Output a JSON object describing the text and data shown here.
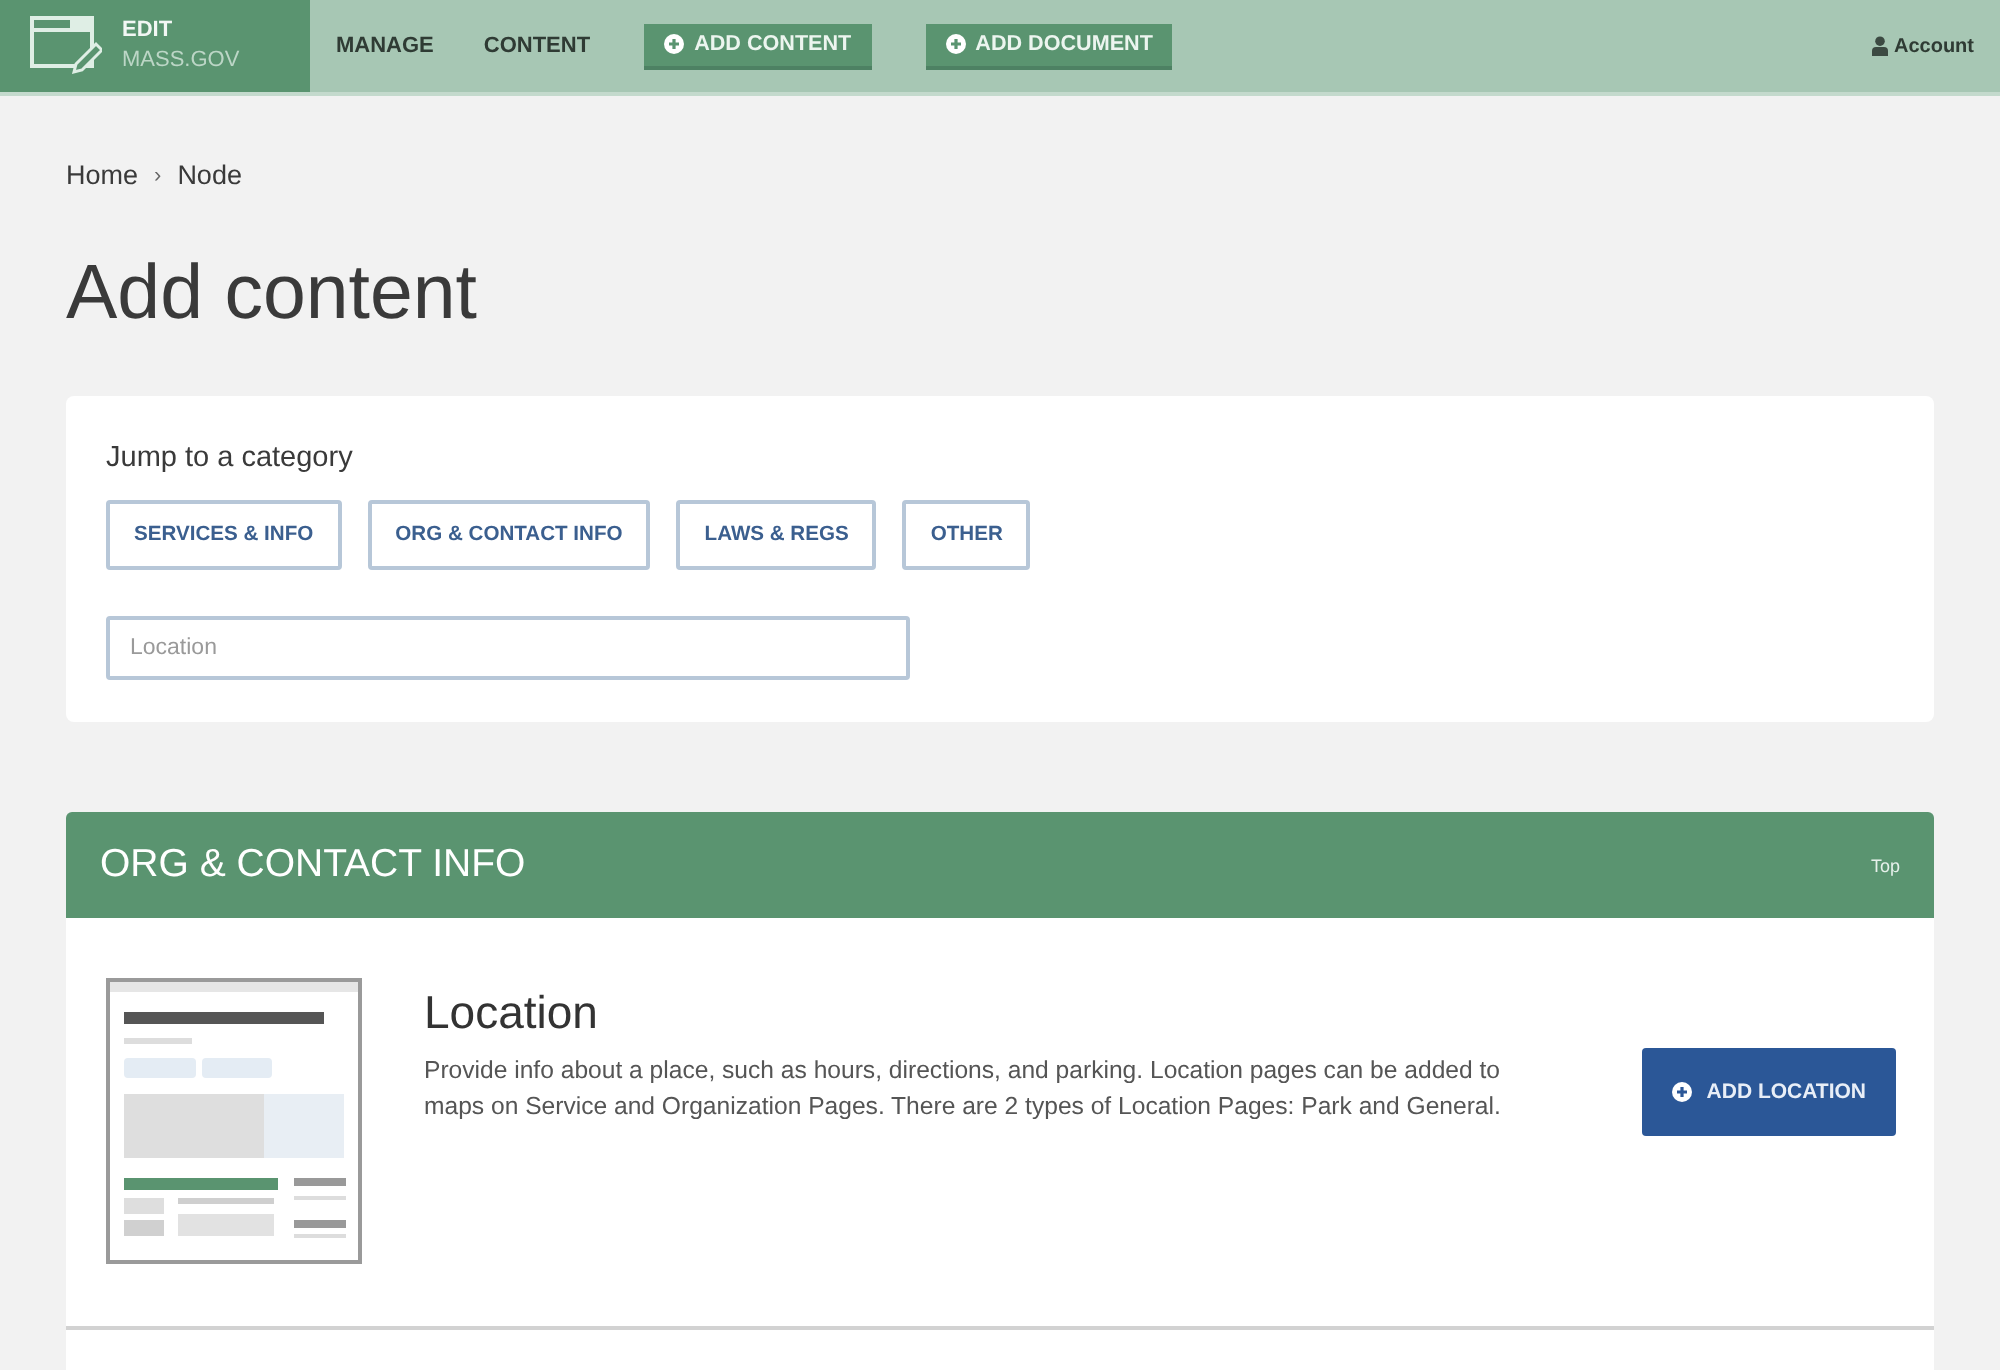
{
  "header": {
    "logo": {
      "line_1": "EDIT",
      "line_2": "MASS.GOV"
    },
    "nav": [
      {
        "label": "MANAGE",
        "kind": "link"
      },
      {
        "label": "CONTENT",
        "kind": "link"
      },
      {
        "label": "ADD CONTENT",
        "kind": "button"
      },
      {
        "label": "ADD DOCUMENT",
        "kind": "button"
      }
    ],
    "account": "Account"
  },
  "breadcrumb": {
    "items": [
      "Home",
      "Node"
    ],
    "separator": "›"
  },
  "title": "Add content",
  "jump": {
    "label": "Jump to a category",
    "categories": [
      "SERVICES & INFO",
      "ORG & CONTACT INFO",
      "LAWS & REGS",
      "OTHER"
    ],
    "filter": {
      "placeholder": "Location"
    }
  },
  "sections": [
    {
      "title": "ORG & CONTACT INFO",
      "top_link": "Top",
      "items": [
        {
          "title": "Location",
          "description": "Provide info about a place, such as hours, directions, and parking. Location pages can be added to maps on Service and Organization Pages. There are 2 types of Location Pages: Park and General.",
          "button": "ADD LOCATION"
        }
      ]
    }
  ]
}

**Your instructions:**
Reproduce every entry exactly, but omit each picture.

**Exercise answer:**
Output a JSON object describing the text and data shown here.
{
  "header": {
    "logo": {
      "line_1": "EDIT",
      "line_2": "MASS.GOV"
    },
    "nav": [
      {
        "label": "MANAGE",
        "kind": "link"
      },
      {
        "label": "CONTENT",
        "kind": "link"
      },
      {
        "label": "ADD CONTENT",
        "kind": "button"
      },
      {
        "label": "ADD DOCUMENT",
        "kind": "button"
      }
    ],
    "account": "Account"
  },
  "breadcrumb": {
    "items": [
      "Home",
      "Node"
    ],
    "separator": "›"
  },
  "title": "Add content",
  "jump": {
    "label": "Jump to a category",
    "categories": [
      "SERVICES & INFO",
      "ORG & CONTACT INFO",
      "LAWS & REGS",
      "OTHER"
    ],
    "filter": {
      "placeholder": "Location"
    }
  },
  "sections": [
    {
      "title": "ORG & CONTACT INFO",
      "top_link": "Top",
      "items": [
        {
          "title": "Location",
          "description": "Provide info about a place, such as hours, directions, and parking. Location pages can be added to maps on Service and Organization Pages. There are 2 types of Location Pages: Park and General.",
          "button": "ADD LOCATION"
        }
      ]
    }
  ]
}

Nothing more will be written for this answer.